> **TASK DETAILS**: Copy each line below that includes "Annual".

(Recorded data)

--

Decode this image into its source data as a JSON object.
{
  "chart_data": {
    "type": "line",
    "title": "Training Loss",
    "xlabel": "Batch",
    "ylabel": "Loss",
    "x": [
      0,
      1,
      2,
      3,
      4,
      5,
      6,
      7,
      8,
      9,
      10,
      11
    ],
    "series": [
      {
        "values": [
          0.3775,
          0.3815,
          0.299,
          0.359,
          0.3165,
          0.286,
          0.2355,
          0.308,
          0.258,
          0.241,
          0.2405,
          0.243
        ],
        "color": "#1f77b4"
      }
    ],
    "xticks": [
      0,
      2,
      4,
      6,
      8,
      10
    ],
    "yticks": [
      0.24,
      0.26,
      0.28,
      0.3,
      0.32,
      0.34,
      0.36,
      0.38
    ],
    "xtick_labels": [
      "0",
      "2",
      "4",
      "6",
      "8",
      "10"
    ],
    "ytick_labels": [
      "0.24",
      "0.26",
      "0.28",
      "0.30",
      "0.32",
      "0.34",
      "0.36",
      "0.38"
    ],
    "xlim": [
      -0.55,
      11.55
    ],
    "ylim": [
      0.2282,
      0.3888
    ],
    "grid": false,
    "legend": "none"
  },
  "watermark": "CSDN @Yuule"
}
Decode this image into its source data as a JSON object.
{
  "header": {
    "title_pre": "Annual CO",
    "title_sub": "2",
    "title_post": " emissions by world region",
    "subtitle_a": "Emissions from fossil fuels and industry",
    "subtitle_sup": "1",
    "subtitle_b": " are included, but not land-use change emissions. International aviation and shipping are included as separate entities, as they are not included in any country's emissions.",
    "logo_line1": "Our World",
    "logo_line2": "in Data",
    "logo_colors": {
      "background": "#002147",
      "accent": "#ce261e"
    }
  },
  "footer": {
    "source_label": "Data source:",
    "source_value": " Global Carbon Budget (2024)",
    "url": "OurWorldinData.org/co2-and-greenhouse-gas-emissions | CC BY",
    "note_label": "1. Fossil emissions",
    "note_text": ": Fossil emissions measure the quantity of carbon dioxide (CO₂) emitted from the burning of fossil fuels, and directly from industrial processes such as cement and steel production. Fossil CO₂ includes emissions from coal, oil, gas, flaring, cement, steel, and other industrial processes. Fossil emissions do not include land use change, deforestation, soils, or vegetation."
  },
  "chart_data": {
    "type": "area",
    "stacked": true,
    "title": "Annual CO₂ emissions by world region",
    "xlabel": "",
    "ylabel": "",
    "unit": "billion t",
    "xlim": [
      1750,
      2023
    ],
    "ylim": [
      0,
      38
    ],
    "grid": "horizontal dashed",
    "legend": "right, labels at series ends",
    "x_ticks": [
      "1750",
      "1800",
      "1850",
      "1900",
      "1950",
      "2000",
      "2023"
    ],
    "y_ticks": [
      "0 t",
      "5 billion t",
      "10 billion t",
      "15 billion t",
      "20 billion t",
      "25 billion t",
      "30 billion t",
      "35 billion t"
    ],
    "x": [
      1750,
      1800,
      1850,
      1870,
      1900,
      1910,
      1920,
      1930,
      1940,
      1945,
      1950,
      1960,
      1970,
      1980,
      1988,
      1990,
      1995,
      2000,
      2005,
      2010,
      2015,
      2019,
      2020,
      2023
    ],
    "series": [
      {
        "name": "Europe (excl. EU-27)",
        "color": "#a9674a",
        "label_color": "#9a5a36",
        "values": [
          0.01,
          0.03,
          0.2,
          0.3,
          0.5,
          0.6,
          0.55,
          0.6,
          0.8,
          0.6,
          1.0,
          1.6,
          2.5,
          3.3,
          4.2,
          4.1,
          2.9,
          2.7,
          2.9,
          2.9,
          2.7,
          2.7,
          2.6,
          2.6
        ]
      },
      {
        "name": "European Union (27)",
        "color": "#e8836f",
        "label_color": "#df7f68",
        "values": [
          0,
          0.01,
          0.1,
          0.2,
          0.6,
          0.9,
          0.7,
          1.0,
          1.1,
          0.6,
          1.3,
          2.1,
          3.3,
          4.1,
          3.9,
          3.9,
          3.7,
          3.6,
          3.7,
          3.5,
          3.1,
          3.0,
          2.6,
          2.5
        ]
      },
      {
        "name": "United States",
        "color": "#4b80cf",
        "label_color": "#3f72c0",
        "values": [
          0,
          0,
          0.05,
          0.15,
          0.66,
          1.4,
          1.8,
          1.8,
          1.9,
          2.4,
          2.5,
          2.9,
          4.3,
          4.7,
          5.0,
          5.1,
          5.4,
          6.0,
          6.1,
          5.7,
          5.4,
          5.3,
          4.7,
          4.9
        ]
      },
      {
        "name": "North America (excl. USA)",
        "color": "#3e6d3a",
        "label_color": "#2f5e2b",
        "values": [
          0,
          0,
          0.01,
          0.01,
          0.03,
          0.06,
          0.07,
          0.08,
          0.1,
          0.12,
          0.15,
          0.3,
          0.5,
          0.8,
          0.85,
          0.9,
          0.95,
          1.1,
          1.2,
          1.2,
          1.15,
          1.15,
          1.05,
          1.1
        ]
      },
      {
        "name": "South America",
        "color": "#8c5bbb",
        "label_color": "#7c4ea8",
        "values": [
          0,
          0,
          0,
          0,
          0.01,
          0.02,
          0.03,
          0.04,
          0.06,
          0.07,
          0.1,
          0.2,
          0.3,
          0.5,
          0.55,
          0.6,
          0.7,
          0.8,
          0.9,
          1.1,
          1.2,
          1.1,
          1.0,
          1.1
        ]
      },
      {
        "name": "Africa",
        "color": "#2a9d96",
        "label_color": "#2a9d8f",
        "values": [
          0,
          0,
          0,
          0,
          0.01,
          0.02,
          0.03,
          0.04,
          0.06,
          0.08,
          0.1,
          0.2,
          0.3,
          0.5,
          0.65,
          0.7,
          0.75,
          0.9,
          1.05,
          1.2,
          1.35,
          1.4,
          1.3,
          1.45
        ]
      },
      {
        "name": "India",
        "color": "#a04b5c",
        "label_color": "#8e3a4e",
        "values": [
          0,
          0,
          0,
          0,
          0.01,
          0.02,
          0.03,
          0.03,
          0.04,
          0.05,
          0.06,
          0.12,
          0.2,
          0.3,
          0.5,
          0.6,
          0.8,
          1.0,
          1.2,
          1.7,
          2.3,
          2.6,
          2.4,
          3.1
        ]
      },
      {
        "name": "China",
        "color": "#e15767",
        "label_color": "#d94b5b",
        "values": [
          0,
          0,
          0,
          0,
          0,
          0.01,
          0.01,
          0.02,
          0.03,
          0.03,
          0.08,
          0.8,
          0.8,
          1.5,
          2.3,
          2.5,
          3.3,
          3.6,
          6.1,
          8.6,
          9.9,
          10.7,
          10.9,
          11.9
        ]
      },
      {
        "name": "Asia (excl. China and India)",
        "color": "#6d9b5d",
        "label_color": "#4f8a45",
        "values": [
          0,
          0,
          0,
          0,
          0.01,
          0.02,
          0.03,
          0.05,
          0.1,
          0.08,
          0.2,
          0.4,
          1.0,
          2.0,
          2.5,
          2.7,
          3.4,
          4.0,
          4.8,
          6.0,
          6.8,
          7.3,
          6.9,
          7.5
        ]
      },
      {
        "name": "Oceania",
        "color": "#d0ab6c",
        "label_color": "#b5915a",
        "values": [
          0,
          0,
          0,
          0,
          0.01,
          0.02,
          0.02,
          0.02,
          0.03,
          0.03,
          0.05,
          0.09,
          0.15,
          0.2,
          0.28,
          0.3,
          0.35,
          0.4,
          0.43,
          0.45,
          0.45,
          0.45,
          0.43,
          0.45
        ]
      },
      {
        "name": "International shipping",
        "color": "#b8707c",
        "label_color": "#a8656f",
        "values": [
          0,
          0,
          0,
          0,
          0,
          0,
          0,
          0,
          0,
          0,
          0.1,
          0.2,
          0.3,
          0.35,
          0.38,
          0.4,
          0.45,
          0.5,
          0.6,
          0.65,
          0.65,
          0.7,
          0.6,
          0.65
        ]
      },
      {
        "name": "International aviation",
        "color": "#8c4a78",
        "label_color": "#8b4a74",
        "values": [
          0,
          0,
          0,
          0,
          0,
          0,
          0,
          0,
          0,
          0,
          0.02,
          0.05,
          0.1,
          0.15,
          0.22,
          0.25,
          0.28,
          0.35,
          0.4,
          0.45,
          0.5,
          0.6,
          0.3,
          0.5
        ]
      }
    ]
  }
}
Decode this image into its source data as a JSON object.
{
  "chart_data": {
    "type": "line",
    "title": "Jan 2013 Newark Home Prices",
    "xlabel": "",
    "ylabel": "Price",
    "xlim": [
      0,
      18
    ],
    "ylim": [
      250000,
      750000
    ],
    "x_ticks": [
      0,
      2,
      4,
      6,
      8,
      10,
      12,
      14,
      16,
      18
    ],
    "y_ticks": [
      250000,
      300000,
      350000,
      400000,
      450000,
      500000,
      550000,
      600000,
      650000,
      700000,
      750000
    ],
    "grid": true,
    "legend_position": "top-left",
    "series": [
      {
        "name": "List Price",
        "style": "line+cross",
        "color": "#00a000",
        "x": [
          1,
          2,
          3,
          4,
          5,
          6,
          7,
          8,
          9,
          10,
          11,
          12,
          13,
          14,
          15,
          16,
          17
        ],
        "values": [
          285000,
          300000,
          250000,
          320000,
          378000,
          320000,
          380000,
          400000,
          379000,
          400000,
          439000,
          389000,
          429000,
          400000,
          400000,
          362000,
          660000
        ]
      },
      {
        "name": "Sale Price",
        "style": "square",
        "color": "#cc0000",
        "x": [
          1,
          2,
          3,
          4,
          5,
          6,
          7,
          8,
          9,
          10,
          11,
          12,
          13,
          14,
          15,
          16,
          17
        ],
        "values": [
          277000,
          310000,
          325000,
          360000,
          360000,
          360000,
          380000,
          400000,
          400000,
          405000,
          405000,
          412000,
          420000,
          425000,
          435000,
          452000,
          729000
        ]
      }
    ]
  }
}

--

> **SOLUTION TO THIS EXERCISE**:
    "title_pre": "Annual CO",
    "title": "Annual CO₂ emissions by world region",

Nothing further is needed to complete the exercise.